What this task involves>
In the listing below, locate the lines bearing the word "background". Copy every one of them.

Supplied records>
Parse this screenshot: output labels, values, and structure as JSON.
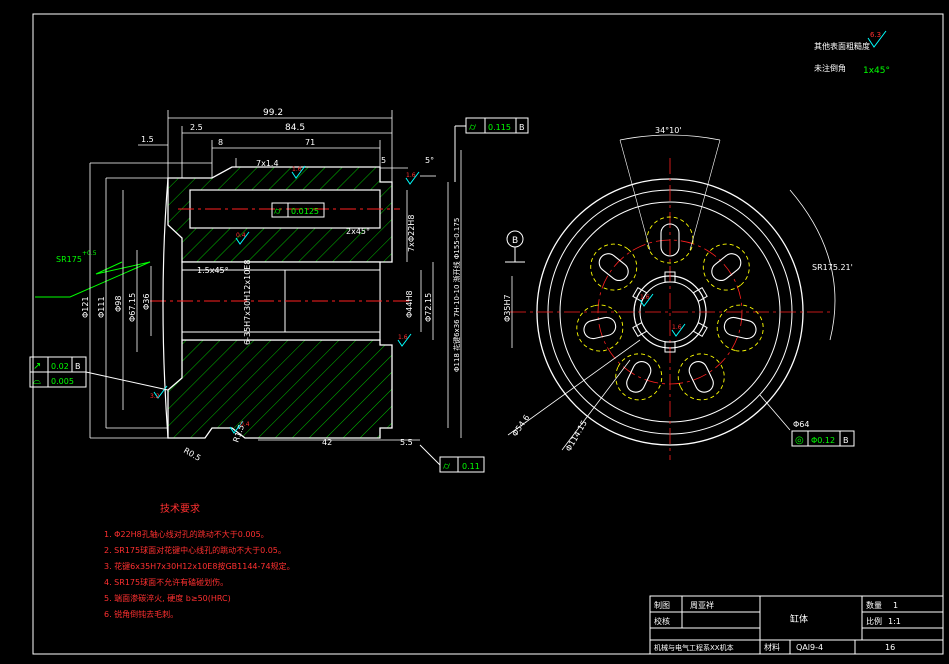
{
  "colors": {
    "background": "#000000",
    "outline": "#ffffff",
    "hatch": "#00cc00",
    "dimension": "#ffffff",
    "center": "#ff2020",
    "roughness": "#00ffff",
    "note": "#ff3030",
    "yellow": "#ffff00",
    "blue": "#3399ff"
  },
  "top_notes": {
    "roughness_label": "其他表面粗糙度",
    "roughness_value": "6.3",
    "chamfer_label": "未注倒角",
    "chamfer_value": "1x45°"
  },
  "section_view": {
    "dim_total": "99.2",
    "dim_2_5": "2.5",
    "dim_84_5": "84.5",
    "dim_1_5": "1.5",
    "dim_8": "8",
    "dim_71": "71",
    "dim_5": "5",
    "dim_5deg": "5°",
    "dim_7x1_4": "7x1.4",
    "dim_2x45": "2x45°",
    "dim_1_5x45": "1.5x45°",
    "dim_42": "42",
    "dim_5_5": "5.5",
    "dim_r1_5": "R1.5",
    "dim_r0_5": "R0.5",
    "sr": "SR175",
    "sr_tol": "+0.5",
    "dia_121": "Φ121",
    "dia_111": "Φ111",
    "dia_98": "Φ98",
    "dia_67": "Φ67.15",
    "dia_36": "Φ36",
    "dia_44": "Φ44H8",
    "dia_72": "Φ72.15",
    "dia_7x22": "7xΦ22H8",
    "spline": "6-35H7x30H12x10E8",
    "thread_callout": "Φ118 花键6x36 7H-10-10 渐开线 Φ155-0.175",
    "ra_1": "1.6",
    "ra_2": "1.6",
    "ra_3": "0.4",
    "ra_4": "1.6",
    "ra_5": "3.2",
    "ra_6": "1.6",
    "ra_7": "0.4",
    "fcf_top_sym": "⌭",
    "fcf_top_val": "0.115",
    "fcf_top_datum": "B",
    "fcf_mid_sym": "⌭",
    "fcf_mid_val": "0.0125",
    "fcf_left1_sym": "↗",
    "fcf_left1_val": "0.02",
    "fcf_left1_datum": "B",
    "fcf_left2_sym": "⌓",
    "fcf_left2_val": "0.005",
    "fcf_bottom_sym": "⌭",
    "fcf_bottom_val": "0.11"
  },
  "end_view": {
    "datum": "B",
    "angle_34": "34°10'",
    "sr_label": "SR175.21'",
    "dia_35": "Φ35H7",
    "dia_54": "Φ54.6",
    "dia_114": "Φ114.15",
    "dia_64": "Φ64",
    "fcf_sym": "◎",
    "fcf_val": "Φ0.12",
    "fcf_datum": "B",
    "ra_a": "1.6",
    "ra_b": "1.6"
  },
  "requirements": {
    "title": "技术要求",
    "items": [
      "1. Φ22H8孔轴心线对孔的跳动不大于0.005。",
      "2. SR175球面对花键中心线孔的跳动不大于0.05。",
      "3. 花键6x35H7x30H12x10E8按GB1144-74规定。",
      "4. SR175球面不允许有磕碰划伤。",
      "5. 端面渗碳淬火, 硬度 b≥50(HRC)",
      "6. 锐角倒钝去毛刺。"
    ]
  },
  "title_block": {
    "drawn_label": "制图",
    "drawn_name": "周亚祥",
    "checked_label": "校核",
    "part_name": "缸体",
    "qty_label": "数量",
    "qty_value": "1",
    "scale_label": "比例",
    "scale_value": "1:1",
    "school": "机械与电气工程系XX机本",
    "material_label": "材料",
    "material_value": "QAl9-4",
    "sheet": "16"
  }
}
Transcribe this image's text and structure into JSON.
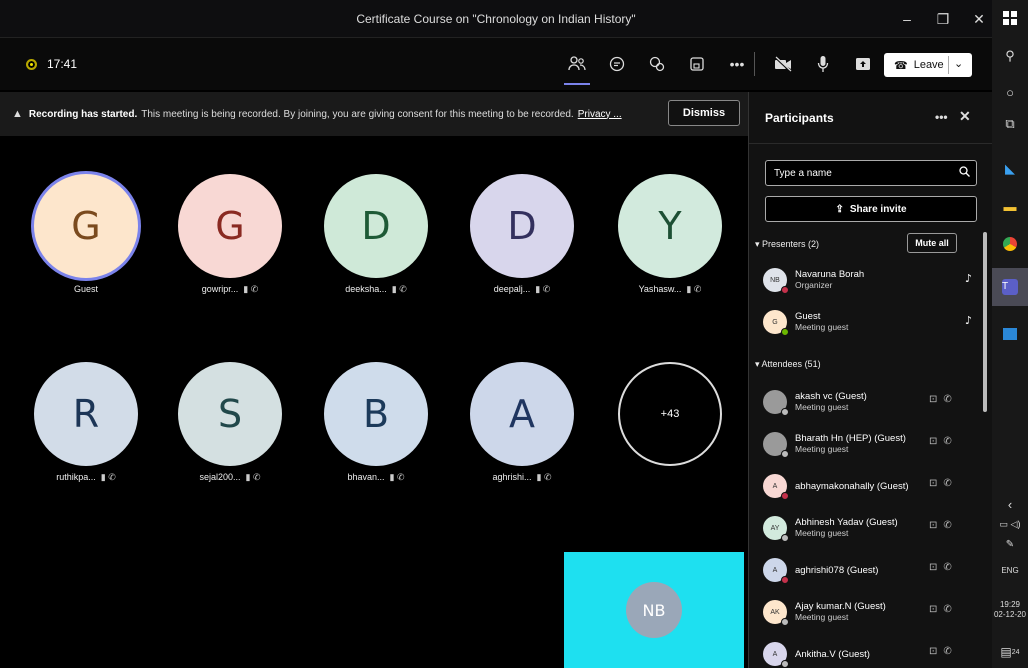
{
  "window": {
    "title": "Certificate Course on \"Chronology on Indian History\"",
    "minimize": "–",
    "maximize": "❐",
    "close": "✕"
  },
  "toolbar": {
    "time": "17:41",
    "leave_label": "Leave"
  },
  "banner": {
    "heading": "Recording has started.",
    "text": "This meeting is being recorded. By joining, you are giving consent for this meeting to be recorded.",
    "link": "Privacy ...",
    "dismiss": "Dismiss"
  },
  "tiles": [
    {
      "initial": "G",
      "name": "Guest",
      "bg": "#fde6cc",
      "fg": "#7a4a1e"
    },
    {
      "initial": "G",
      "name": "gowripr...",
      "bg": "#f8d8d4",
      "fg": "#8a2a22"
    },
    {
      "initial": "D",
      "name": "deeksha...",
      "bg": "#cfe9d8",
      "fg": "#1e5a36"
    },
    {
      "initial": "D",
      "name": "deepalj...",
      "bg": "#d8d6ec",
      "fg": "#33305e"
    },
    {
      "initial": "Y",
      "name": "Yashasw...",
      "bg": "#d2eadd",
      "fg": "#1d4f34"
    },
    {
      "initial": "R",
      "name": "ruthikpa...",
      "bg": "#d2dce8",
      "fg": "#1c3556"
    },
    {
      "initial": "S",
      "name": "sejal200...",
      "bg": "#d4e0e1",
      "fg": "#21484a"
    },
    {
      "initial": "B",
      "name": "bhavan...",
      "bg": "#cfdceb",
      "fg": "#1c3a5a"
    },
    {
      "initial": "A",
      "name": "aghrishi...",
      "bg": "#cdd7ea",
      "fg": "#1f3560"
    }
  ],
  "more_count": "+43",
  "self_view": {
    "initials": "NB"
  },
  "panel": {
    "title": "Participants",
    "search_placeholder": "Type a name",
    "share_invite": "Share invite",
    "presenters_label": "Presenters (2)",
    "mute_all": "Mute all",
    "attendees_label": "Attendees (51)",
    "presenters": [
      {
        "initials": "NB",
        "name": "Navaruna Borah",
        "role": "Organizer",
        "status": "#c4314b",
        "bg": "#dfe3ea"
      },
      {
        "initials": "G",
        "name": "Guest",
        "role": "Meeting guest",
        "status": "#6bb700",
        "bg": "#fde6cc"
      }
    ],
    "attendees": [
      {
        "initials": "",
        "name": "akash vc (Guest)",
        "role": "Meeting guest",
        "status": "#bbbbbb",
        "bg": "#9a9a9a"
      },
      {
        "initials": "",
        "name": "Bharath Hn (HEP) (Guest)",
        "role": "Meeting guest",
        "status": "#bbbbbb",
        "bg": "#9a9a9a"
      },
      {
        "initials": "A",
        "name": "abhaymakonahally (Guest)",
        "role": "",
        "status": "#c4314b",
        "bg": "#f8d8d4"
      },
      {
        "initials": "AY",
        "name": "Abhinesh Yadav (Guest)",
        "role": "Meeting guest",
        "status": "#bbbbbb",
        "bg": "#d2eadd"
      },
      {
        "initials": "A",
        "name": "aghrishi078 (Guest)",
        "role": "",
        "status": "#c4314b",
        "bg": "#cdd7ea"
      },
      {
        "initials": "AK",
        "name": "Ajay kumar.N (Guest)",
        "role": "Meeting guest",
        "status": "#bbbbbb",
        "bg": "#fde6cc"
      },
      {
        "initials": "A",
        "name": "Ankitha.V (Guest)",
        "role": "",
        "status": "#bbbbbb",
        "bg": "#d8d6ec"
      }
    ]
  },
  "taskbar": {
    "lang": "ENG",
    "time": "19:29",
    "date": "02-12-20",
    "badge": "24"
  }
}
--
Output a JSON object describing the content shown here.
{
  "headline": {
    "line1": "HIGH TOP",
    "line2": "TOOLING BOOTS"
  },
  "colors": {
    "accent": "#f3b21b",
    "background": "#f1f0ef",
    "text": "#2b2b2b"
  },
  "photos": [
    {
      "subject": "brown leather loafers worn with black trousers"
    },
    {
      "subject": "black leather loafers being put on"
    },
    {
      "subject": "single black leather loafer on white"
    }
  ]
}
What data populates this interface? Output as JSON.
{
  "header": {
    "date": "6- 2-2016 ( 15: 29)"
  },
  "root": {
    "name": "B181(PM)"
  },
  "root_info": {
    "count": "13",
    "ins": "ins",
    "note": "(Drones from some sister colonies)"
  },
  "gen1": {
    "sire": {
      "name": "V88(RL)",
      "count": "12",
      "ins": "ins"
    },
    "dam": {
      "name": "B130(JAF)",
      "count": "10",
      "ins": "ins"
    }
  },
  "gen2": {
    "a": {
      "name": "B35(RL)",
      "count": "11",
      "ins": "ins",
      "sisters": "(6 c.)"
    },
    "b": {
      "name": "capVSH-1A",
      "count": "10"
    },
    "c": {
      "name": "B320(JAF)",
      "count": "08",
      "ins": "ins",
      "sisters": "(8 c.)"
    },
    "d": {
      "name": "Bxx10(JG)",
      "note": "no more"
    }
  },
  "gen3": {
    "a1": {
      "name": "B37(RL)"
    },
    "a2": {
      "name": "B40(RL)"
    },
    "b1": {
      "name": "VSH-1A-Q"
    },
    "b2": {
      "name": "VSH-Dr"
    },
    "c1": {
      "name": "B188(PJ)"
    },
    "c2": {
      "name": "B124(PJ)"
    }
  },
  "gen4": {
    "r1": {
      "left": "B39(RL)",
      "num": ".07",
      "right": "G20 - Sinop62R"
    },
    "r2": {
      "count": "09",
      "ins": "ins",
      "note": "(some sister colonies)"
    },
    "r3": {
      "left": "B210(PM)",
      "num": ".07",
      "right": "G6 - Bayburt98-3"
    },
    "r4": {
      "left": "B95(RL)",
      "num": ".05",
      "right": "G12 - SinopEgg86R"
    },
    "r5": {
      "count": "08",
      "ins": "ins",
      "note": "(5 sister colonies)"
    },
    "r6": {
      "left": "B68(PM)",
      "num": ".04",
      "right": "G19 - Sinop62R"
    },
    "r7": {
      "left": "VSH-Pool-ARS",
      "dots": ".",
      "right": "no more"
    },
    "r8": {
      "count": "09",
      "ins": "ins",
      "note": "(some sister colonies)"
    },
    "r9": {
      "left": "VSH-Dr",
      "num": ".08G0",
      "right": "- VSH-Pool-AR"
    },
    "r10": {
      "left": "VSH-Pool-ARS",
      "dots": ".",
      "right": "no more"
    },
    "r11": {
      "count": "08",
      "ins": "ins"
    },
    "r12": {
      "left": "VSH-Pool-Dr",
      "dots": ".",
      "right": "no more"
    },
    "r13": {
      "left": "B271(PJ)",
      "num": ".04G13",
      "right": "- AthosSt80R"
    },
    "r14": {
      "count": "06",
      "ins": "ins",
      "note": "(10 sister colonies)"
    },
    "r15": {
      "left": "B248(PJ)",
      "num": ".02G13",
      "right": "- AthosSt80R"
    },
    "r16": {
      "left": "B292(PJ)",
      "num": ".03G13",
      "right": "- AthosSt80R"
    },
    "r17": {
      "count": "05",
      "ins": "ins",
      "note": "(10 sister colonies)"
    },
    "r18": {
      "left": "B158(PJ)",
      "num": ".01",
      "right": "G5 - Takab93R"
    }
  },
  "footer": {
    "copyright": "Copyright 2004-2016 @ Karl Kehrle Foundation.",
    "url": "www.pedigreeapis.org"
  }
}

Exercise result>
    "background": "#000000",
    "background": "#f1f0ef",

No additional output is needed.